» Saved data entries:
* * *

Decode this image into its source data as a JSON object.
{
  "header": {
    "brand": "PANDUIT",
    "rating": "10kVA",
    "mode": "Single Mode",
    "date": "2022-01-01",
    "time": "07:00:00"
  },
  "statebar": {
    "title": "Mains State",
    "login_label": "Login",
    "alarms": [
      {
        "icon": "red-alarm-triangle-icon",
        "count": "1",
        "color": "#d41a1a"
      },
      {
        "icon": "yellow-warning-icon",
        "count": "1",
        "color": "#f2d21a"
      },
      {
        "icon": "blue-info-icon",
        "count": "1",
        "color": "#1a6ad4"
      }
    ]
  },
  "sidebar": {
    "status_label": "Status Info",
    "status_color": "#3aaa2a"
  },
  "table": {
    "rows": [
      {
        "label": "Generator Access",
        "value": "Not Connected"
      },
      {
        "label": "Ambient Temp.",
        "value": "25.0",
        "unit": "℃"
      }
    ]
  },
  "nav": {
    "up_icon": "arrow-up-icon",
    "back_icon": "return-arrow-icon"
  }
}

* * *

Read the entries and select each line where the word "icon" is found.

» EXPECTED ANSWER:
        "icon": "red-alarm-triangle-icon",
        "icon": "yellow-warning-icon",
        "icon": "blue-info-icon",
    "up_icon": "arrow-up-icon",
    "back_icon": "return-arrow-icon"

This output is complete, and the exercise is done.